◆ **Job 1**: From the blog post below on pairing cheese with beer, return the passage starting at "Many people want" and ending at "well with cheese.", copied word for word.

• • •

Why another cooking blog?

I decided to create this blog as a way for family and friends to see what I'm cooking and to share interesting food related tidbits I come across.
I'm frequently asked for recipes so I thought this would be a good place to start collecting the old, new, and funky recipes that I have.

Friday, May 11, 2012

CNN - Cheeses that pair well with beer

5@5 is a daily, food-related list from chefs, writers, political pundits, musicians, actors, and all manner of opinionated people from around the globe.

Editor's Note: Emiliano Lee is the Artisan Market Manager at Farmshop in Los Angeles, California. He also serves as a judge for the American Cheese Society.
One of, if not the most, frequently asked questions I field on the cheese counter is, "What's your favorite?" To which I almost always reply, "Well, that depends."
What's ripe? What's tasting particularly good at any given moment? What am I in the mood for? What's the weather like? What am I drinking? Ah, yes, the age-old pairing question.
In the end, it really does boil down to personal taste, but there are certainly some combinations that work better than others.
Many people want to pair wine and cheese, and while I can dance to that, I'm personally more of the malt and hops persuasion. For me, beer is a more natural choice, and as many others will attest to, it plays tremendously well with cheese.

• • •

◆ **Job 2**: Retype the records from their first line through the line containing "bar[interactable] — [1060, 426, 1118, 530]", with both ends included.

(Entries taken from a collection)
• • •

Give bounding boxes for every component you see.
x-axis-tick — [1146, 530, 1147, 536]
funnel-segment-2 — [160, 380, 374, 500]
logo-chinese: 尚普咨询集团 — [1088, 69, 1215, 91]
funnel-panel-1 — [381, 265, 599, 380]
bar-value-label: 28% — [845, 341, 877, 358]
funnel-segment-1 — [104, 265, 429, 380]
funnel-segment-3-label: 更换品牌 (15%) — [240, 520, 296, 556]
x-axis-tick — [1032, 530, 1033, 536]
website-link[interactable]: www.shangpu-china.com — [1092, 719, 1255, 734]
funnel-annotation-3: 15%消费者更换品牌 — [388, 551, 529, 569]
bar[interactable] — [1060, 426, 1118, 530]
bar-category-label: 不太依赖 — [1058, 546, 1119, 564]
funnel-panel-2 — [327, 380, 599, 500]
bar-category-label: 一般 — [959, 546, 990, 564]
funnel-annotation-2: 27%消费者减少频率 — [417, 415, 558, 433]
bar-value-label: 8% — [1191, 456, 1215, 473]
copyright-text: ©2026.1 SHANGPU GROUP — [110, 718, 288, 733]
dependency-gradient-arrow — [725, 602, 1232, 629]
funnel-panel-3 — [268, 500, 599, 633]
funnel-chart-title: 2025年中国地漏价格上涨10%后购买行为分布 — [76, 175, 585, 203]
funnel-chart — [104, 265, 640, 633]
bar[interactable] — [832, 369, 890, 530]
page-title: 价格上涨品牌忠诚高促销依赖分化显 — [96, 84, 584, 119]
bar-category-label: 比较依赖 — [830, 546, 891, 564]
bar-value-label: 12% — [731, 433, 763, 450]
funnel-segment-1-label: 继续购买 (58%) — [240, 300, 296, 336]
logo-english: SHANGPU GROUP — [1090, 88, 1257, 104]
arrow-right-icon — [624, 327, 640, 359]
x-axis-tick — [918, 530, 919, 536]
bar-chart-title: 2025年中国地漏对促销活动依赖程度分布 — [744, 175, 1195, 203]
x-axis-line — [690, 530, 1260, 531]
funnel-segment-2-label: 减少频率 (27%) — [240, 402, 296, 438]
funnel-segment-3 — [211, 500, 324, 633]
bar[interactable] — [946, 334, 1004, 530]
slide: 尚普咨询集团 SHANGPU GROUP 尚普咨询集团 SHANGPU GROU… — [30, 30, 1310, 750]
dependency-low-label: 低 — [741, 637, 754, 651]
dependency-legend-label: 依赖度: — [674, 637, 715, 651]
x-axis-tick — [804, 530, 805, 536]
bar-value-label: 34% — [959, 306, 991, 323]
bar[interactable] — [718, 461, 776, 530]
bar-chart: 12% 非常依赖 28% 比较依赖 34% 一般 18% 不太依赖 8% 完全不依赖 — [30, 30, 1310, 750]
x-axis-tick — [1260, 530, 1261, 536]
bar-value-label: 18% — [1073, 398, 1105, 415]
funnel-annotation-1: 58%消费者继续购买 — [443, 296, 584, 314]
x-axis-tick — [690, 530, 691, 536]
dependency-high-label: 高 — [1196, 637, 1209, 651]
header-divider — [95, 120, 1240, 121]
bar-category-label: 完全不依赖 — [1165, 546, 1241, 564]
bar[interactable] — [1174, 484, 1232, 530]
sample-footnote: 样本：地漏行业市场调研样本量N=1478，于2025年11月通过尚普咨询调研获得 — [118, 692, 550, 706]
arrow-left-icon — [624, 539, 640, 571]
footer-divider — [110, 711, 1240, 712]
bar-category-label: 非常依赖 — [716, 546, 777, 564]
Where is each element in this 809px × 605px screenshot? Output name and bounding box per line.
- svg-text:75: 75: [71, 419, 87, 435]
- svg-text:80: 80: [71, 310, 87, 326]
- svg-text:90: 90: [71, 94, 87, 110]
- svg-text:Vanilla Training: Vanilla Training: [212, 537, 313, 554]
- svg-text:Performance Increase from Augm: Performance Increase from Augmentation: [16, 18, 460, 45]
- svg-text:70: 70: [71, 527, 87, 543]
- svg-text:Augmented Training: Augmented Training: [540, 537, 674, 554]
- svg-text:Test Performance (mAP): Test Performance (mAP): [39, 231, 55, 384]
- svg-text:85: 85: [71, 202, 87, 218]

• • •

◆ **Problem solution 1**:
Many people want to pair wine and cheese, and while I can dance to that, I'm personally more of the malt and hops persuasion. For me, beer is a more natural choice, and as many others will attest to, it plays tremendously well with cheese.

◆ **Problem solution 2**:
Give bounding boxes for every component you see.
x-axis-tick — [1146, 530, 1147, 536]
funnel-segment-2 — [160, 380, 374, 500]
logo-chinese: 尚普咨询集团 — [1088, 69, 1215, 91]
funnel-panel-1 — [381, 265, 599, 380]
bar-value-label: 28% — [845, 341, 877, 358]
funnel-segment-1 — [104, 265, 429, 380]
funnel-segment-3-label: 更换品牌 (15%) — [240, 520, 296, 556]
x-axis-tick — [1032, 530, 1033, 536]
website-link[interactable]: www.shangpu-china.com — [1092, 719, 1255, 734]
funnel-annotation-3: 15%消费者更换品牌 — [388, 551, 529, 569]
bar[interactable] — [1060, 426, 1118, 530]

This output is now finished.